- [DIRECTIONS]
Copy out the entries below in full and exactly.

- [EXTRACTED INFORMATION]
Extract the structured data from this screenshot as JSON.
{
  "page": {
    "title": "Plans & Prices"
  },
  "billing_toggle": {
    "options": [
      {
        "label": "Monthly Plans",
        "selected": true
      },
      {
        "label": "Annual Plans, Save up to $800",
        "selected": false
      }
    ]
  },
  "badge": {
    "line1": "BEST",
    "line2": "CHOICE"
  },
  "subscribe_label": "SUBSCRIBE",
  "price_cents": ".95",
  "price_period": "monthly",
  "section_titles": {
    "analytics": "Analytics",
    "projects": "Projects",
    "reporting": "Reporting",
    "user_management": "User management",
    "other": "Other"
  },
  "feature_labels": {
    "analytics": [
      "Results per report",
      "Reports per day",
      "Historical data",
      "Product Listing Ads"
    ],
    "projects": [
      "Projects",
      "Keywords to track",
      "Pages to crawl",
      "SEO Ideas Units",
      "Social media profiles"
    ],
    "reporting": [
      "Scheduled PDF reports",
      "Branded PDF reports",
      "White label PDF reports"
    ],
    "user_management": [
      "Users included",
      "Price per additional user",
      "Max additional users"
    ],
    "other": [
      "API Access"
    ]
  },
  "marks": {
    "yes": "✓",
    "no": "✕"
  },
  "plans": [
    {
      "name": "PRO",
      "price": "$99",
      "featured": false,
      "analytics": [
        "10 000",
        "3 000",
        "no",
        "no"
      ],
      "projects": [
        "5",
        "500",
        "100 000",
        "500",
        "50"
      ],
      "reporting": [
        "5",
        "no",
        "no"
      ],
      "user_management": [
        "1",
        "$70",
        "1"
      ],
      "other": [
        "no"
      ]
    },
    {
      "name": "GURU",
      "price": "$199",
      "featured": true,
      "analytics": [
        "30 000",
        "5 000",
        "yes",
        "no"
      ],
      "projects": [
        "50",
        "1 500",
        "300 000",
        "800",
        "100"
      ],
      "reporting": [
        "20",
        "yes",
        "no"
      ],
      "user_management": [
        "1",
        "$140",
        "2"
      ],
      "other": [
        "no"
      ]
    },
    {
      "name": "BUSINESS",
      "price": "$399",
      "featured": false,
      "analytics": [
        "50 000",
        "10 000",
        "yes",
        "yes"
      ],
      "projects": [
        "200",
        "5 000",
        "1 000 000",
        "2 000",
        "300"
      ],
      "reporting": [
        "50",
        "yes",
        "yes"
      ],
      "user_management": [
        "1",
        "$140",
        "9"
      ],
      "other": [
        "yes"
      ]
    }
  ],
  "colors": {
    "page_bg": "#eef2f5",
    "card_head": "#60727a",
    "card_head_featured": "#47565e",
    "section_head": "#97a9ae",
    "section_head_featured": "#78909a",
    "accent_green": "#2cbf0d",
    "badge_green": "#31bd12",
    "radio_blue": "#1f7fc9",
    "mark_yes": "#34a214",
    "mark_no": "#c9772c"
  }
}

- [RESULT FOR THIS TASK]
Extract the structured data from this screenshot as JSON.
{
  "page": {
    "title": "Plans & Prices"
  },
  "billing_toggle": {
    "options": [
      {
        "label": "Monthly Plans",
        "selected": true
      },
      {
        "label": "Annual Plans, Save up to $800",
        "selected": false
      }
    ]
  },
  "badge": {
    "line1": "BEST",
    "line2": "CHOICE"
  },
  "subscribe_label": "SUBSCRIBE",
  "price_cents": ".95",
  "price_period": "monthly",
  "section_titles": {
    "analytics": "Analytics",
    "projects": "Projects",
    "reporting": "Reporting",
    "user_management": "User management",
    "other": "Other"
  },
  "feature_labels": {
    "analytics": [
      "Results per report",
      "Reports per day",
      "Historical data",
      "Product Listing Ads"
    ],
    "projects": [
      "Projects",
      "Keywords to track",
      "Pages to crawl",
      "SEO Ideas Units",
      "Social media profiles"
    ],
    "reporting": [
      "Scheduled PDF reports",
      "Branded PDF reports",
      "White label PDF reports"
    ],
    "user_management": [
      "Users included",
      "Price per additional user",
      "Max additional users"
    ],
    "other": [
      "API Access"
    ]
  },
  "marks": {
    "yes": "✓",
    "no": "✕"
  },
  "plans": [
    {
      "name": "PRO",
      "price": "$99",
      "featured": false,
      "analytics": [
        "10 000",
        "3 000",
        "no",
        "no"
      ],
      "projects": [
        "5",
        "500",
        "100 000",
        "500",
        "50"
      ],
      "reporting": [
        "5",
        "no",
        "no"
      ],
      "user_management": [
        "1",
        "$70",
        "1"
      ],
      "other": [
        "no"
      ]
    },
    {
      "name": "GURU",
      "price": "$199",
      "featured": true,
      "analytics": [
        "30 000",
        "5 000",
        "yes",
        "no"
      ],
      "projects": [
        "50",
        "1 500",
        "300 000",
        "800",
        "100"
      ],
      "reporting": [
        "20",
        "yes",
        "no"
      ],
      "user_management": [
        "1",
        "$140",
        "2"
      ],
      "other": [
        "no"
      ]
    },
    {
      "name": "BUSINESS",
      "price": "$399",
      "featured": false,
      "analytics": [
        "50 000",
        "10 000",
        "yes",
        "yes"
      ],
      "projects": [
        "200",
        "5 000",
        "1 000 000",
        "2 000",
        "300"
      ],
      "reporting": [
        "50",
        "yes",
        "yes"
      ],
      "user_management": [
        "1",
        "$140",
        "9"
      ],
      "other": [
        "yes"
      ]
    }
  ],
  "colors": {
    "page_bg": "#eef2f5",
    "card_head": "#60727a",
    "card_head_featured": "#47565e",
    "section_head": "#97a9ae",
    "section_head_featured": "#78909a",
    "accent_green": "#2cbf0d",
    "badge_green": "#31bd12",
    "radio_blue": "#1f7fc9",
    "mark_yes": "#34a214",
    "mark_no": "#c9772c"
  }
}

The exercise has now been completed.